A crise provocada pelo Caso Master escalou para um patamar sem precedentes dentro do Supremo Tribunal Federal (STF). Nos bastidores, ministros avaliam que o próximo movimento está nas mãos do presidente da Corte, Edson Fachin, que determinou nesta quinta-feira (3) que Alexandre de Moraes, André Mendonça, Paulo Gonet e o diretor-geral da Polícia Federal (PF), Andrei Rodrigues, prestem esclarecimentos em até cinco dias.

Ofensiva de Moraes

Interlocutores que conhecem Moraes no tribunal dizem que, desde que Mendonça decidiu levantar o sigilo do material da PF, já esperavam uma reação do ministro. A avaliação era de que Moraes não deixaria o movimento sem resposta.

**TAREFA:** Dê continuidade ao trecho sobre a crise no STF provocada pelo Caso Master, começando logo após sua última frase. As entradas vêm de uma fonte diferente da do trecho.

**ENTRADAS FORNECIDAS:**
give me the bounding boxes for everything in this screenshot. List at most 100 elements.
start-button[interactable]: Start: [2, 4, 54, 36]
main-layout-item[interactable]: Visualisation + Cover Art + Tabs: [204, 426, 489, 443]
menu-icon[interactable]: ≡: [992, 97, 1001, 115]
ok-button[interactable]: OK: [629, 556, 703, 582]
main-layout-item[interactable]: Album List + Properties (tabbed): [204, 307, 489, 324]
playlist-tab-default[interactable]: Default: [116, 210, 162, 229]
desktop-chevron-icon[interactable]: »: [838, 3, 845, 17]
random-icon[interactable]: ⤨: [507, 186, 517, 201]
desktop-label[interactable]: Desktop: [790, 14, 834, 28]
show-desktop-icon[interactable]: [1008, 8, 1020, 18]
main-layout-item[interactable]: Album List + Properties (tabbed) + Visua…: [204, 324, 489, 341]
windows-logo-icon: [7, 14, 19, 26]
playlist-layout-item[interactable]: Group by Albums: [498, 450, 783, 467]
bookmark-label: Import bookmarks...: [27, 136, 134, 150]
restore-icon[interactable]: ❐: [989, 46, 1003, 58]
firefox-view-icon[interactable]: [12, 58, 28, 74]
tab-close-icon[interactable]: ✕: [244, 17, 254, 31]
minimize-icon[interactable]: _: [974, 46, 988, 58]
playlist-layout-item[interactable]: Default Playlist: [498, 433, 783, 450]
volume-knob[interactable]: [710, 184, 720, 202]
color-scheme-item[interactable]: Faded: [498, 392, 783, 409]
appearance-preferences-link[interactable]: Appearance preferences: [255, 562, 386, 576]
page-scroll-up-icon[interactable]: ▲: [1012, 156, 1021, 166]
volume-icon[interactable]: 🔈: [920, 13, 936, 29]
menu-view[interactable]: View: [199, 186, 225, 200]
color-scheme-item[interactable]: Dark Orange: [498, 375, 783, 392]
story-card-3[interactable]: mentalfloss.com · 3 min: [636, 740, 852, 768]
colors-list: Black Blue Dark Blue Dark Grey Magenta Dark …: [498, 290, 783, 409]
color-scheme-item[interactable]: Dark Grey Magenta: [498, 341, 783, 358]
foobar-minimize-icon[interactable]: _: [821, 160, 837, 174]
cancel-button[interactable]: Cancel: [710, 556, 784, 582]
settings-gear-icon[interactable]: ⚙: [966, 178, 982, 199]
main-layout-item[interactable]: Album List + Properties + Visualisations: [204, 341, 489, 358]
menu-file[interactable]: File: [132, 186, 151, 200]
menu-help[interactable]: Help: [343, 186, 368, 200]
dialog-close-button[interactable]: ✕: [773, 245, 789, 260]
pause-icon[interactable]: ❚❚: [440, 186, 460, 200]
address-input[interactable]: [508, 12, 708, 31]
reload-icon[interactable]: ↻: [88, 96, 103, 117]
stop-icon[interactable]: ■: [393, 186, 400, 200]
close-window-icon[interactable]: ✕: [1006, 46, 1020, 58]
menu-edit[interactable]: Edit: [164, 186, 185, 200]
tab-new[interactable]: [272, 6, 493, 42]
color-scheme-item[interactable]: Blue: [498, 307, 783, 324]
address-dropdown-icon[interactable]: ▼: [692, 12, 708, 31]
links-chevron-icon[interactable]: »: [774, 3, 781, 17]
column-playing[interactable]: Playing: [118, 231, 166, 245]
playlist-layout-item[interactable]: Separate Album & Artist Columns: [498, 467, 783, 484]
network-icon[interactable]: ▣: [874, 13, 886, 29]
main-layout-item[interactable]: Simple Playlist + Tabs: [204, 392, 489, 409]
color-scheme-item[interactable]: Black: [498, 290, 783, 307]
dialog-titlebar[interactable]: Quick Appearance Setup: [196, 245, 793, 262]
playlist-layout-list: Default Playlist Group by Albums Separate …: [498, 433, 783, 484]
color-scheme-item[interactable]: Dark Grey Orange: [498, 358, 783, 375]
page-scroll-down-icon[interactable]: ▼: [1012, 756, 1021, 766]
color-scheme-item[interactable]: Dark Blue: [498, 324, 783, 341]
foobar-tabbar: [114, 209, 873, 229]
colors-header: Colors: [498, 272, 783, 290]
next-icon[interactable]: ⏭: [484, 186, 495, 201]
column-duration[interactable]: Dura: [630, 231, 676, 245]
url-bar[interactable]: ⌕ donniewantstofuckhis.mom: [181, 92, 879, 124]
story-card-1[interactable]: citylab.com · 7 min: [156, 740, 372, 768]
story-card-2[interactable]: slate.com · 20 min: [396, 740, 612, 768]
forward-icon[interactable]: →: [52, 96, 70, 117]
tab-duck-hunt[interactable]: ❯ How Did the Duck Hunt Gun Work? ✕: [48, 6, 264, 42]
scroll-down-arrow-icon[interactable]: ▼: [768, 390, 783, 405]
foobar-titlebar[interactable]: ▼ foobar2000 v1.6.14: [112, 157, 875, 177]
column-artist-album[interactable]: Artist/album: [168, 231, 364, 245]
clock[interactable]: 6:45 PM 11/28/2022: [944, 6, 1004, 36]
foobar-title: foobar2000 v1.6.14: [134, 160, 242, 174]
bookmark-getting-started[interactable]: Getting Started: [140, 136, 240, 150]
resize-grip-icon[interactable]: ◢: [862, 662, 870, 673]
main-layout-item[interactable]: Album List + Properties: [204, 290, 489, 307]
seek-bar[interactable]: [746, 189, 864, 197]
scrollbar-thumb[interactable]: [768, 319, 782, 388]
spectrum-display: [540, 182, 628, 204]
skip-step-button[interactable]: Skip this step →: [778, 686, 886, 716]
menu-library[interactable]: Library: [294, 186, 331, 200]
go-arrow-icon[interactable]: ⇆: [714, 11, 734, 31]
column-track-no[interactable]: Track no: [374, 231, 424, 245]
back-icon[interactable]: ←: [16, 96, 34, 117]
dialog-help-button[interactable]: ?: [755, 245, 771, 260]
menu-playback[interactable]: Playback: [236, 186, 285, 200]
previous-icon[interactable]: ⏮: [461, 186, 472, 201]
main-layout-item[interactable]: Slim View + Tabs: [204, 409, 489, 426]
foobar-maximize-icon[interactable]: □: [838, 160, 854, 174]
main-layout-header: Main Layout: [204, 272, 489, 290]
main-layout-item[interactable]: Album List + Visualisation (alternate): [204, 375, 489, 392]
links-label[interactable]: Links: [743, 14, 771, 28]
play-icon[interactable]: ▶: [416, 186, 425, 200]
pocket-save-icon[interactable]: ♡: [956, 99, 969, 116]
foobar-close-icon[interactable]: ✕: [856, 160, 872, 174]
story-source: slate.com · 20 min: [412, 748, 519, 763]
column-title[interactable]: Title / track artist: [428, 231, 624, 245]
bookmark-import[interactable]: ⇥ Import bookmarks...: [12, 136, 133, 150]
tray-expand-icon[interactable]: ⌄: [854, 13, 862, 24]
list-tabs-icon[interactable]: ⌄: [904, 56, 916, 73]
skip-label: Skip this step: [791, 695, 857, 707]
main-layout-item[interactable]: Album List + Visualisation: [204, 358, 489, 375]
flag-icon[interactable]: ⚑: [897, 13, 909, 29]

**RESPOSTA ESCRITA:**
Agora, aliados de Mendonça enxergam um objetivo final na ofensiva de Moraes: criar as condições para retirá-lo da relatoria das investigações do Banco Master.

Investigações e relatorias

Outro foco de atenção dentro da Corte é o procurador-geral da República, Paulo Gonet. Citado no material da PF, Gonet já pediu a anulação do relatório e sustentou que Mendonça extrapolou suas atribuições ao determinar diligências – sob o argumento de que não cabe ao juiz investigar na fase pré-processual.